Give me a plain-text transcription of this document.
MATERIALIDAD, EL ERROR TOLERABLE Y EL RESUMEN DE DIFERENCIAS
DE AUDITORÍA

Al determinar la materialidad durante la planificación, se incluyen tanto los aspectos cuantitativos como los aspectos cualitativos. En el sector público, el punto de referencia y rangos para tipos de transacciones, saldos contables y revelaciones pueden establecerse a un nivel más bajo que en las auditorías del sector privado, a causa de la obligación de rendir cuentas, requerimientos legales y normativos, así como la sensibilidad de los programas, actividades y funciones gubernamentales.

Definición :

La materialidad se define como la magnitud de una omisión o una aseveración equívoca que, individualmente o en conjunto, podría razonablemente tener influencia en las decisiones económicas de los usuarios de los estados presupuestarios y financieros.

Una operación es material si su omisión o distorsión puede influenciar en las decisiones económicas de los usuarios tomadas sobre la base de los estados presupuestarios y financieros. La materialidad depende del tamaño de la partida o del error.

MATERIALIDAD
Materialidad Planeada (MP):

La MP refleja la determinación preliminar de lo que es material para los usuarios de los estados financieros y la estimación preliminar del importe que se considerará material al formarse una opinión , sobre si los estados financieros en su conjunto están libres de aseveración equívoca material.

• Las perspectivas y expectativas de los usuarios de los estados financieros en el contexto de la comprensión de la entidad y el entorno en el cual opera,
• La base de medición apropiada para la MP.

■ STATED GOAL ■
Work out how many lines of the data above contain the string "base" and give the number alone.

■ TASK RESULT ■
2